(Entries from a dataset)
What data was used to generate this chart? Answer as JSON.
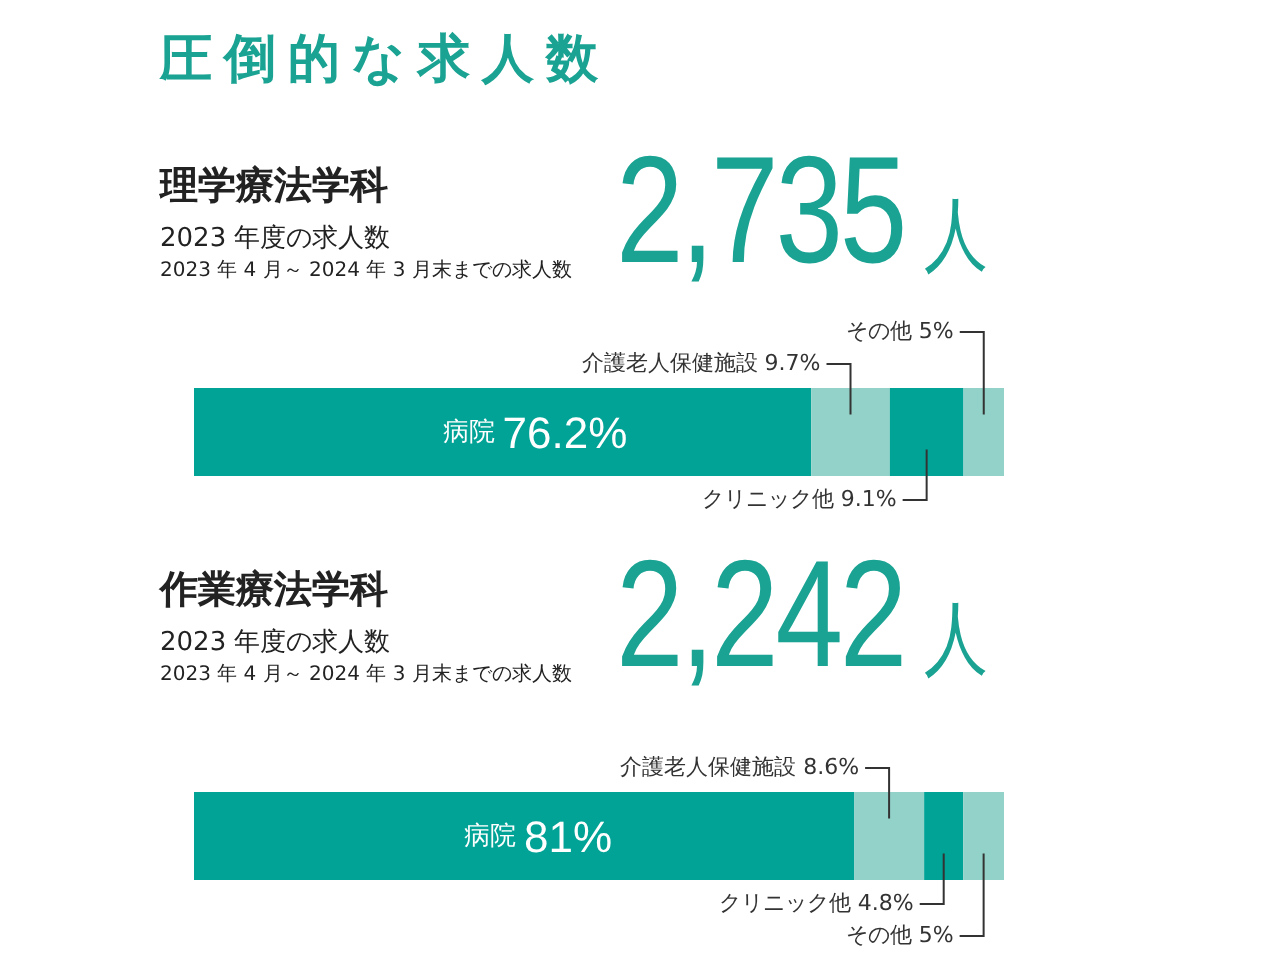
{
  "chart_data": [
    {
      "type": "other",
      "title": "圧倒的な求人数"
    },
    {
      "type": "bar",
      "orientation": "horizontal",
      "stacked": true,
      "title": "理学療法学科",
      "subtitle": "2023 年度の求人数",
      "annotations": [
        "2023 年 4 月～ 2024 年 3 月末までの求人数",
        "2,735人"
      ],
      "categories": [
        null
      ],
      "series": [
        {
          "name": "病院",
          "color": "#00a396",
          "values": [
            76.2
          ],
          "value_labels": [
            "76.2%"
          ]
        },
        {
          "name": "介護老人保健施設",
          "color": "#93d2c9",
          "values": [
            9.7
          ],
          "value_labels": [
            "9.7%"
          ]
        },
        {
          "name": "クリニック他",
          "color": "#00a396",
          "values": [
            9.1
          ],
          "value_labels": [
            "9.1%"
          ]
        },
        {
          "name": "その他",
          "color": "#93d2c9",
          "values": [
            5
          ],
          "value_labels": [
            "5%"
          ]
        }
      ]
    },
    {
      "type": "bar",
      "orientation": "horizontal",
      "stacked": true,
      "title": "作業療法学科",
      "subtitle": "2023 年度の求人数",
      "annotations": [
        "2023 年 4 月～ 2024 年 3 月末までの求人数",
        "2,242人"
      ],
      "categories": [
        null
      ],
      "series": [
        {
          "name": "病院",
          "color": "#00a396",
          "values": [
            81
          ],
          "value_labels": [
            "81%"
          ]
        },
        {
          "name": "介護老人保健施設",
          "color": "#93d2c9",
          "values": [
            8.6
          ],
          "value_labels": [
            "8.6%"
          ]
        },
        {
          "name": "クリニック他",
          "color": "#00a396",
          "values": [
            4.8
          ],
          "value_labels": [
            "4.8%"
          ]
        },
        {
          "name": "その他",
          "color": "#93d2c9",
          "values": [
            5
          ],
          "value_labels": [
            "5%"
          ]
        }
      ]
    }
  ]
}
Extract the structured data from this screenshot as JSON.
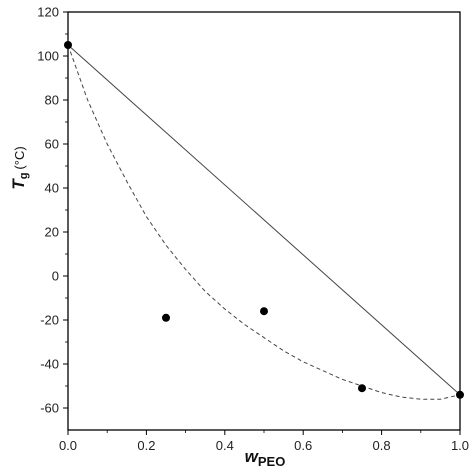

| The request |
Whenever "JSON" turns up in a line, pick that line out.

| Task response |
What data was used to generate this chart? Answer as JSON.
Extract the structured data from this screenshot as JSON.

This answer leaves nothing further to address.